WHAT IS NEEDED
In the listing that follows, locate the line containing "Serialize everything readable" and the line containing "Convert this screenshot". Retype exactly those two lines and every line between them, and nothing more.

Collected data entries
▼
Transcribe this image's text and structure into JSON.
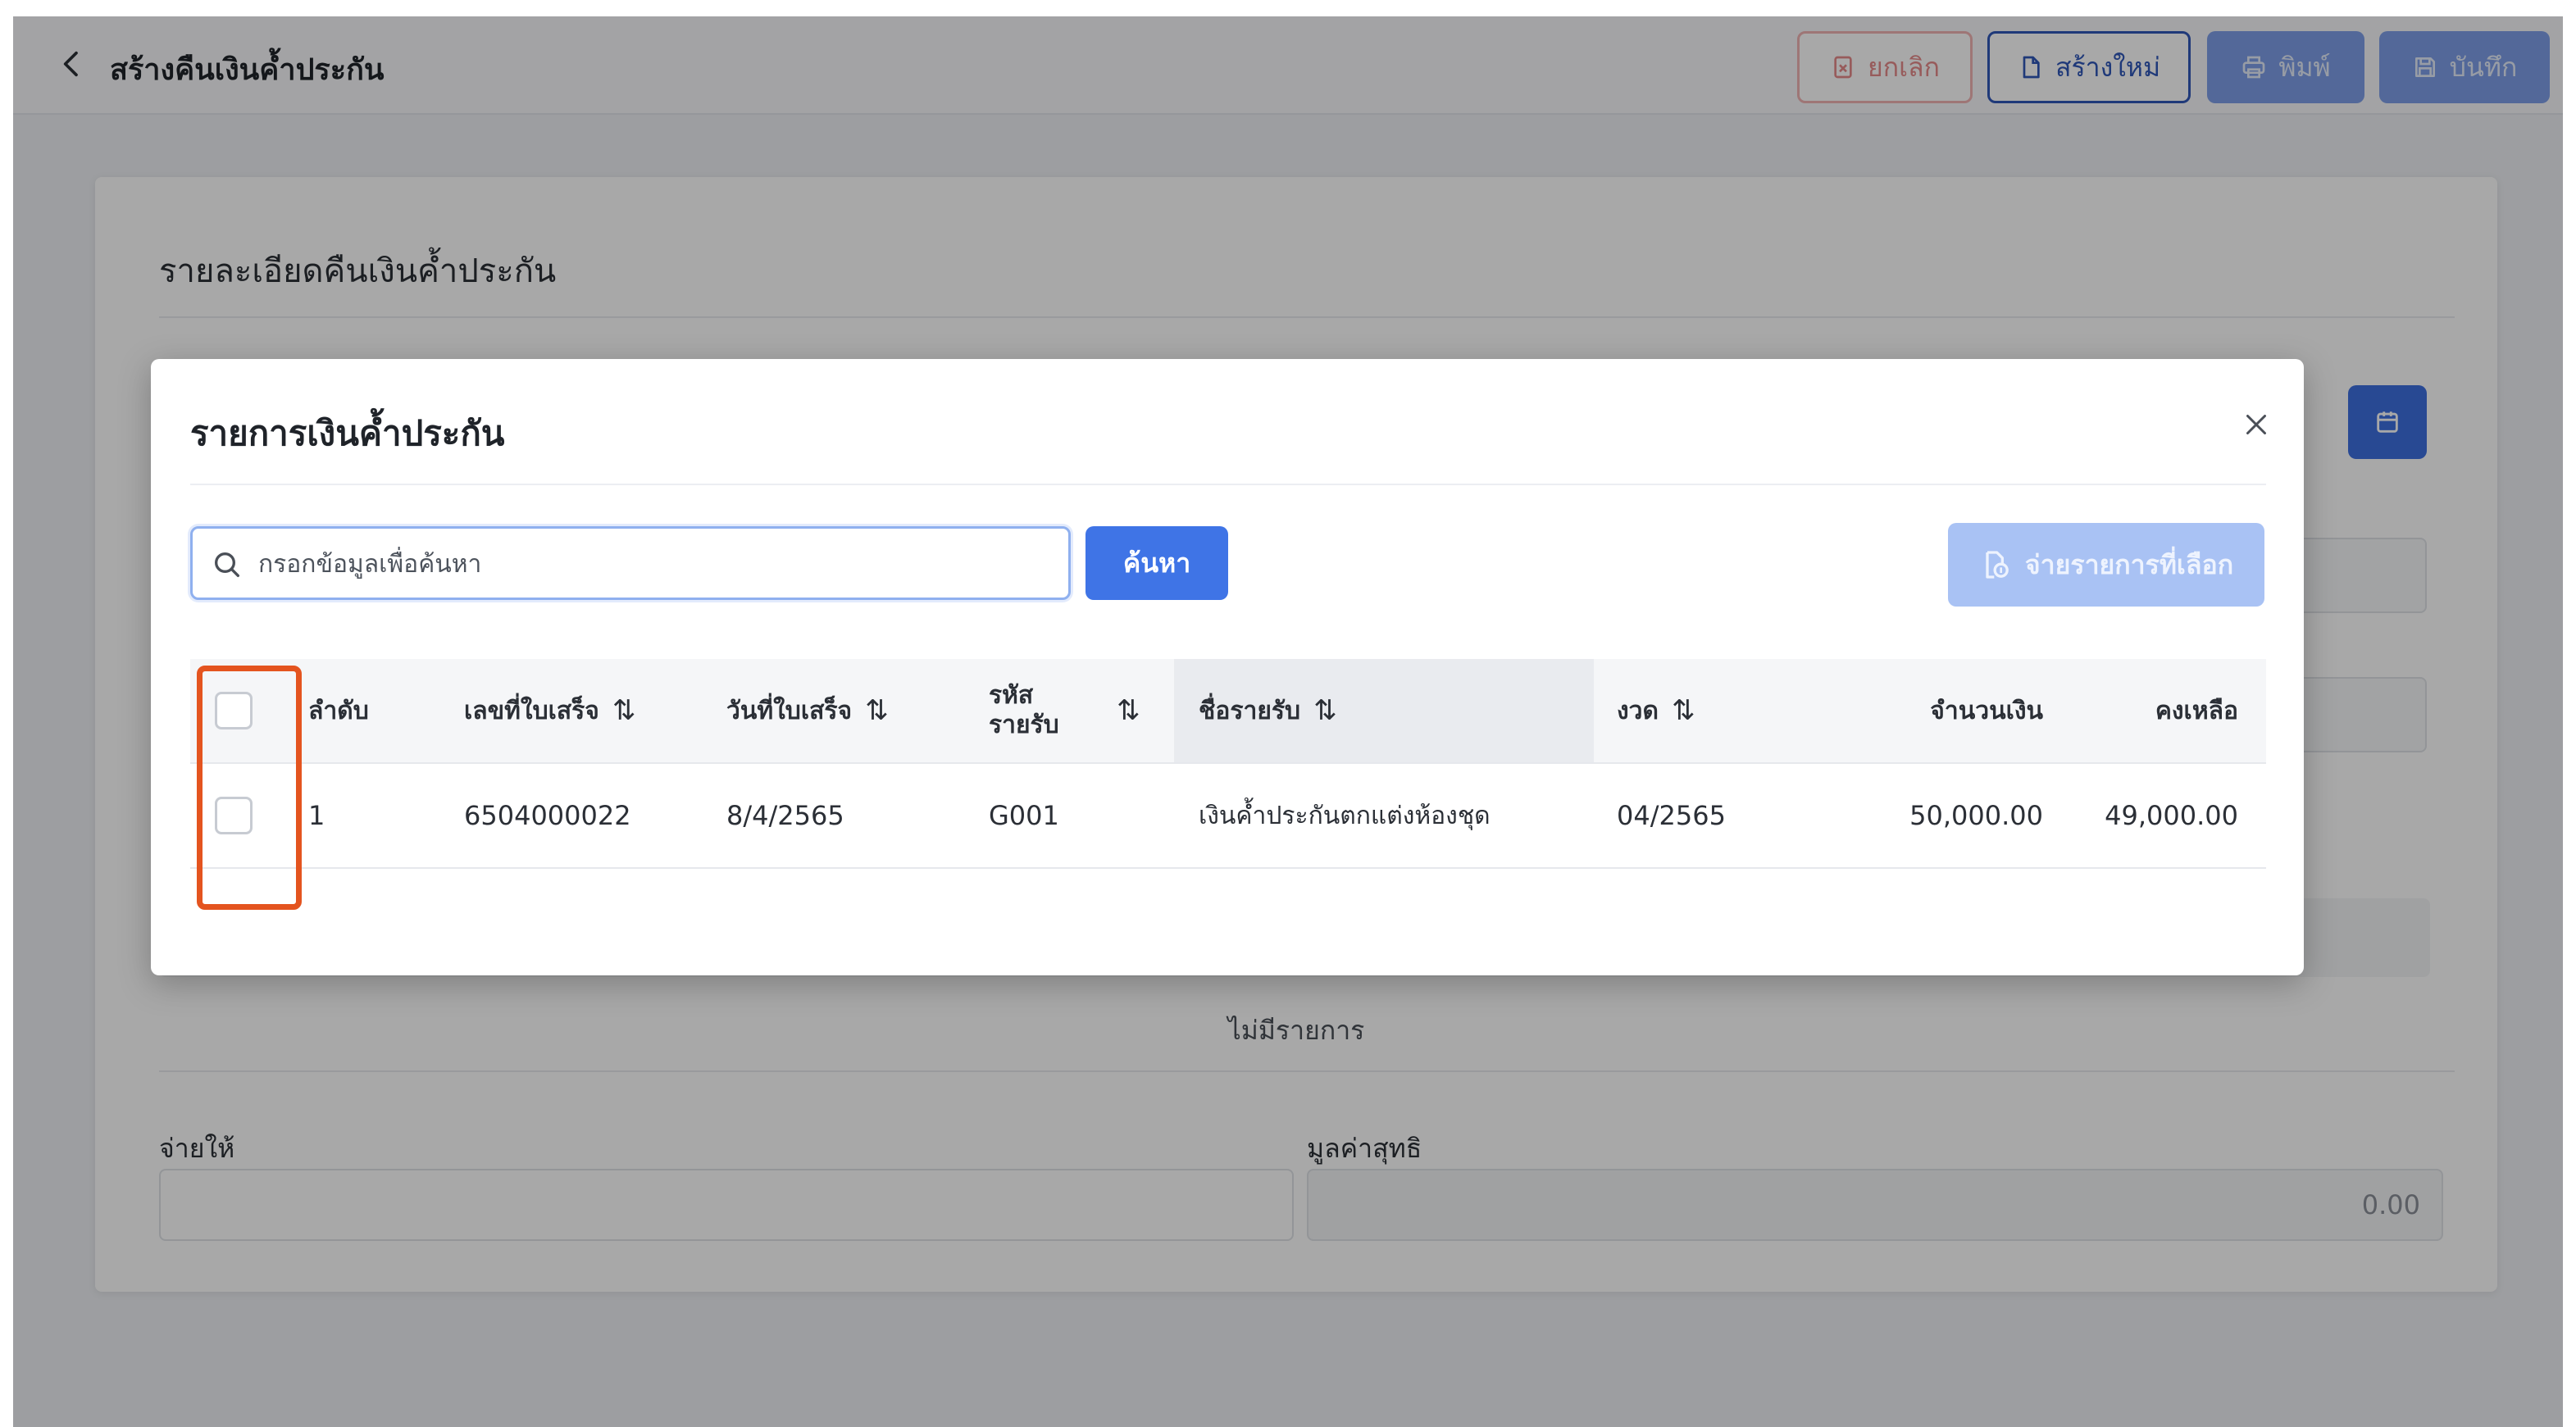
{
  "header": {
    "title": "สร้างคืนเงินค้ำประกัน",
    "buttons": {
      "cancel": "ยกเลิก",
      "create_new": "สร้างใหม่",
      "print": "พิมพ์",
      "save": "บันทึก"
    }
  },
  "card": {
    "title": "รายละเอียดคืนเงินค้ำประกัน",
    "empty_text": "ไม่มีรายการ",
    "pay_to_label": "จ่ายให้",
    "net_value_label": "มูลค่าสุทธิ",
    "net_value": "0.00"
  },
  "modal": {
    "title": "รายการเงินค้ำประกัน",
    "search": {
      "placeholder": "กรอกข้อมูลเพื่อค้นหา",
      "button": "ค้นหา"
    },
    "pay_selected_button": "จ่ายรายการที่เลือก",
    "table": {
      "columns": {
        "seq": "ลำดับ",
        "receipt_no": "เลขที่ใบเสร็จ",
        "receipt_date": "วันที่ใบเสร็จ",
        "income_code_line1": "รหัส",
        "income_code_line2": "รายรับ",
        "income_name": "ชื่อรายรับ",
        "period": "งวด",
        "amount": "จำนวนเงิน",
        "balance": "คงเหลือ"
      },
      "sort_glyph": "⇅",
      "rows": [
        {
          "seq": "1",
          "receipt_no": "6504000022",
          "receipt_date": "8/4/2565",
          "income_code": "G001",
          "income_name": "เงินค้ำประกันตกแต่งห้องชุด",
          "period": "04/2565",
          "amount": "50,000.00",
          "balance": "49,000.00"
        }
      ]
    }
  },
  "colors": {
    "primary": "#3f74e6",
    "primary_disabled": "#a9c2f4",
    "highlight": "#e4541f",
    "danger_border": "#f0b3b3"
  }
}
▲
▼
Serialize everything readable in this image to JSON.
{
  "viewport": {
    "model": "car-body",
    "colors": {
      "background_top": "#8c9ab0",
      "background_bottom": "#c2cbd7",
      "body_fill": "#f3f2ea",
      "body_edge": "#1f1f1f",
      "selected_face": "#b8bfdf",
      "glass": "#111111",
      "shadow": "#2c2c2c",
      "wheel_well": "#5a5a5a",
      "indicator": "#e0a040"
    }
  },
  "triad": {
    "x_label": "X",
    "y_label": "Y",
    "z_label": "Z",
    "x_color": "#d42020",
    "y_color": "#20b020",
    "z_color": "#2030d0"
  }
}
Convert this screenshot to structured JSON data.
▲
PROBLEM SOLUTION
Serialize everything readable in this image to JSON.
{
  "viewport": {
    "model": "car-body",
    "colors": {
      "background_top": "#8c9ab0",
      "background_bottom": "#c2cbd7",
      "body_fill": "#f3f2ea",
      "body_edge": "#1f1f1f",
      "selected_face": "#b8bfdf",
      "glass": "#111111",
      "shadow": "#2c2c2c",
      "wheel_well": "#5a5a5a",
      "indicator": "#e0a040"
    }
  },
  "triad": {
    "x_label": "X",
    "y_label": "Y",
    "z_label": "Z",
    "x_color": "#d42020",
    "y_color": "#20b020",
    "z_color": "#2030d0"
  }
}
Convert this screenshot to structured JSON data.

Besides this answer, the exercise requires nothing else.